=== Data in this exercise ===
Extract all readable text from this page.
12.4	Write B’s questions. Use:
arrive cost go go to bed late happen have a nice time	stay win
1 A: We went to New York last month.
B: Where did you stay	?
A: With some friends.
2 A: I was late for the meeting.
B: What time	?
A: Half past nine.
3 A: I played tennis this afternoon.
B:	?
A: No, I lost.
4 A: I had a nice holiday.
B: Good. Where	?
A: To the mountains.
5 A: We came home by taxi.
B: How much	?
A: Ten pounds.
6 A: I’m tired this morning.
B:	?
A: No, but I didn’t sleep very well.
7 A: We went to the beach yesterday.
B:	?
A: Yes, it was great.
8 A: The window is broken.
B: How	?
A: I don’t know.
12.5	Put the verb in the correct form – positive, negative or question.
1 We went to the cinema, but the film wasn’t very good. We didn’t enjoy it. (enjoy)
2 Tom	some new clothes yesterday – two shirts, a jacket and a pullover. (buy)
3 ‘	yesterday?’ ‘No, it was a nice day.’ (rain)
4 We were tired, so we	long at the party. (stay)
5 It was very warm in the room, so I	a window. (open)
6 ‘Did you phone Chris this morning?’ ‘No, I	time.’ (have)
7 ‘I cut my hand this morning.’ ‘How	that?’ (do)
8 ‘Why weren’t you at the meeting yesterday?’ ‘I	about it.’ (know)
===
=== Data in this exercise ===
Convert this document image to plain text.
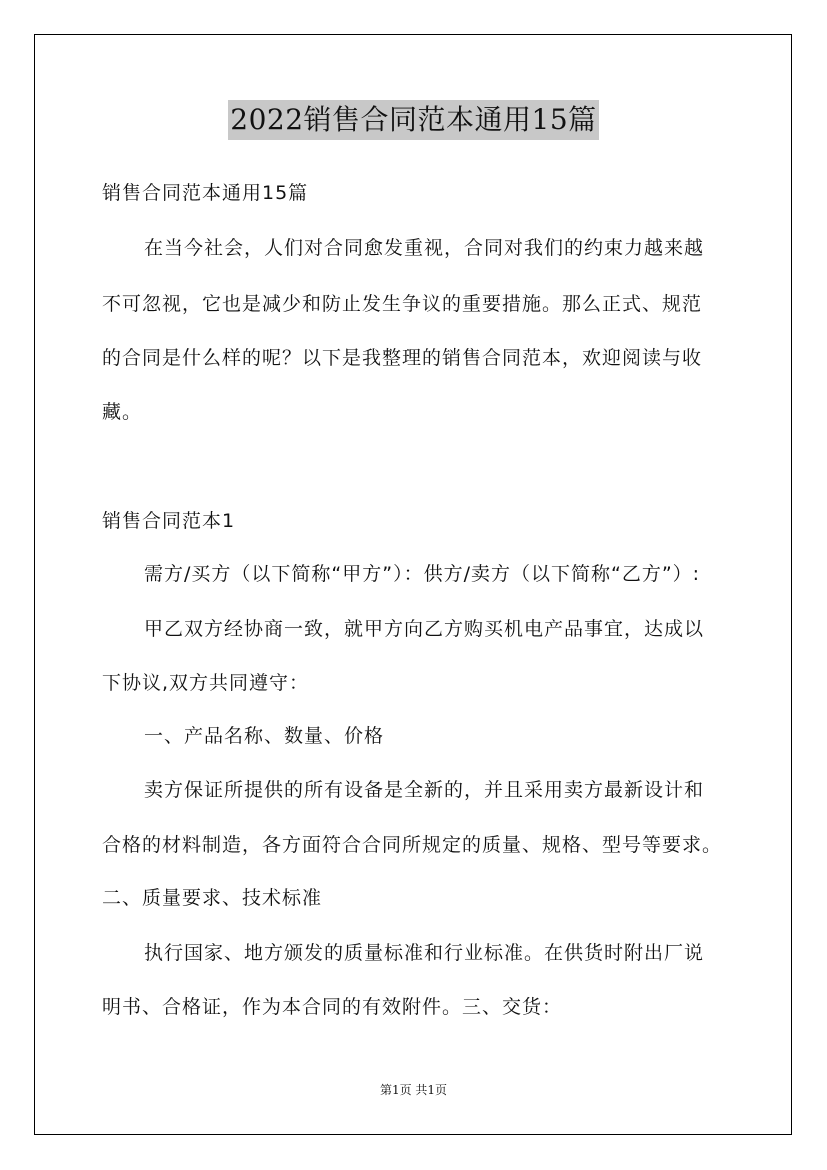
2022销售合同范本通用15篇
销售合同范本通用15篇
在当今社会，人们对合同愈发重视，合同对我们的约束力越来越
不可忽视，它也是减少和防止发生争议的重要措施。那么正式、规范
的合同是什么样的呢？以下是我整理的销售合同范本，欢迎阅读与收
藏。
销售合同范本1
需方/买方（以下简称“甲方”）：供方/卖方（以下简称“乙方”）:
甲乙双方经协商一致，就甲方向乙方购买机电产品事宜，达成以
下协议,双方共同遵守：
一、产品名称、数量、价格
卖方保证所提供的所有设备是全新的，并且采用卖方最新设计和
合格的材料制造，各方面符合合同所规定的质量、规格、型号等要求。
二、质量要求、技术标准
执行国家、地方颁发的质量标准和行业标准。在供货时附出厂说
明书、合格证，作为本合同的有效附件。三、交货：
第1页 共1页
===
Which lines in the listing above hold the word "time"? Show each of them.

* [Solution to the problem]:
arrive cost go go to bed late happen have a nice time	stay win
B: What time	?
6 ‘Did you phone Chris this morning?’ ‘No, I	time.’ (have)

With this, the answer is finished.